▶ [PROBLEM TO WORK ON] Retype each line of the material below without any changes.

Element boundary records
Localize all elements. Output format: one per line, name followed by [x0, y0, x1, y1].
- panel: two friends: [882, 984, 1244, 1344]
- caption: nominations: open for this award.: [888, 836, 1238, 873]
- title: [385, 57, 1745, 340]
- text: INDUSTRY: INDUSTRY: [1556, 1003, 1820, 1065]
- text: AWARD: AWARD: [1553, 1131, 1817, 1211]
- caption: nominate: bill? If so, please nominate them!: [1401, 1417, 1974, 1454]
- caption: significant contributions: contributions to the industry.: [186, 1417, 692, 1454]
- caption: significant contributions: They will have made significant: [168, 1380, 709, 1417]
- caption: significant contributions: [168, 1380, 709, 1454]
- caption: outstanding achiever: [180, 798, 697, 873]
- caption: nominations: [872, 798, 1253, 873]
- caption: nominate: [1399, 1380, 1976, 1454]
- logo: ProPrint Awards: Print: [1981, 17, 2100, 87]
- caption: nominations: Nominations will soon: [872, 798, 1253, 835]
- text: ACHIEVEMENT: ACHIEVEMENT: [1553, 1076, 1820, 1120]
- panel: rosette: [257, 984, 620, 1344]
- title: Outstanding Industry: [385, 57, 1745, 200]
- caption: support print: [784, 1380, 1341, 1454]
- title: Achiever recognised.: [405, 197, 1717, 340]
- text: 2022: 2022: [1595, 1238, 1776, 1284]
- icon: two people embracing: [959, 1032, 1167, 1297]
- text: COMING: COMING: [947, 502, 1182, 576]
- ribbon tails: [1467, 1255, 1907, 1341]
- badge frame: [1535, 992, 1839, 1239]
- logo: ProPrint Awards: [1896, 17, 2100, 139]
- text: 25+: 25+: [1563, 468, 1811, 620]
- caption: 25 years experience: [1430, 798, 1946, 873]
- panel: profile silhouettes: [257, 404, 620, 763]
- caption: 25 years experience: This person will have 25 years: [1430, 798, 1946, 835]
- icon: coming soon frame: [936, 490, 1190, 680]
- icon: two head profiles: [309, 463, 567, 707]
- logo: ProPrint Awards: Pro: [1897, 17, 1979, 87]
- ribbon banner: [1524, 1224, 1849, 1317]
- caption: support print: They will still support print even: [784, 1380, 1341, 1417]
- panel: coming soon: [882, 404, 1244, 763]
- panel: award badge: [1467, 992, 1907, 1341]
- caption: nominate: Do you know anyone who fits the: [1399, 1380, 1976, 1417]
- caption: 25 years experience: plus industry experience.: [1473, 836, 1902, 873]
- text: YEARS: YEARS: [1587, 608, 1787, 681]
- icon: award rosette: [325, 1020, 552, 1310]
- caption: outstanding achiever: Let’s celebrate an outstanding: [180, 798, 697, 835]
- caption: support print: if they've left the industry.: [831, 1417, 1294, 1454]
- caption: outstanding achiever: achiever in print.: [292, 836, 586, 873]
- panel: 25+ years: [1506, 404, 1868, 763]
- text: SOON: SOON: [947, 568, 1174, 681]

▶ [CORRECT RESULT]
Localize all elements. Output format: one per line, name followed by [x0, y0, x1, y1].
- panel: two friends: [882, 984, 1244, 1344]
- caption: nominations: open for this award.: [888, 836, 1238, 873]
- title: [385, 57, 1745, 340]
- text: INDUSTRY: INDUSTRY: [1556, 1003, 1820, 1065]
- text: AWARD: AWARD: [1553, 1131, 1817, 1211]
- caption: nominate: bill? If so, please nominate them!: [1401, 1417, 1974, 1454]
- caption: significant contributions: contributions to the industry.: [186, 1417, 692, 1454]
- caption: significant contributions: They will have made significant: [168, 1380, 709, 1417]
- caption: significant contributions: [168, 1380, 709, 1454]
- caption: outstanding achiever: [180, 798, 697, 873]
- caption: nominations: [872, 798, 1253, 873]
- caption: nominate: [1399, 1380, 1976, 1454]
- logo: ProPrint Awards: Print: [1981, 17, 2100, 87]
- caption: nominations: Nominations will soon: [872, 798, 1253, 835]
- text: ACHIEVEMENT: ACHIEVEMENT: [1553, 1076, 1820, 1120]
- panel: rosette: [257, 984, 620, 1344]
- title: Outstanding Industry: [385, 57, 1745, 200]
- caption: support print: [784, 1380, 1341, 1454]
- title: Achiever recognised.: [405, 197, 1717, 340]
- text: 2022: 2022: [1595, 1238, 1776, 1284]
- icon: two people embracing: [959, 1032, 1167, 1297]
- text: COMING: COMING: [947, 502, 1182, 576]
- ribbon tails: [1467, 1255, 1907, 1341]
- badge frame: [1535, 992, 1839, 1239]
- logo: ProPrint Awards: [1896, 17, 2100, 139]
- text: 25+: 25+: [1563, 468, 1811, 620]
- caption: 25 years experience: [1430, 798, 1946, 873]
- panel: profile silhouettes: [257, 404, 620, 763]
- caption: 25 years experience: This person will have 25 years: [1430, 798, 1946, 835]
- icon: coming soon frame: [936, 490, 1190, 680]
- icon: two head profiles: [309, 463, 567, 707]
- logo: ProPrint Awards: Pro: [1897, 17, 1979, 87]
- ribbon banner: [1524, 1224, 1849, 1317]
- caption: support print: They will still support print even: [784, 1380, 1341, 1417]
- panel: coming soon: [882, 404, 1244, 763]
- panel: award badge: [1467, 992, 1907, 1341]
- caption: nominate: Do you know anyone who fits the: [1399, 1380, 1976, 1417]
- caption: 25 years experience: plus industry experience.: [1473, 836, 1902, 873]
- text: YEARS: YEARS: [1587, 608, 1787, 681]
- icon: award rosette: [325, 1020, 552, 1310]
- caption: outstanding achiever: Let’s celebrate an outstanding: [180, 798, 697, 835]
- caption: support print: if they've left the industry.: [831, 1417, 1294, 1454]
- caption: outstanding achiever: achiever in print.: [292, 836, 586, 873]
- panel: 25+ years: [1506, 404, 1868, 763]
- text: SOON: SOON: [947, 568, 1174, 681]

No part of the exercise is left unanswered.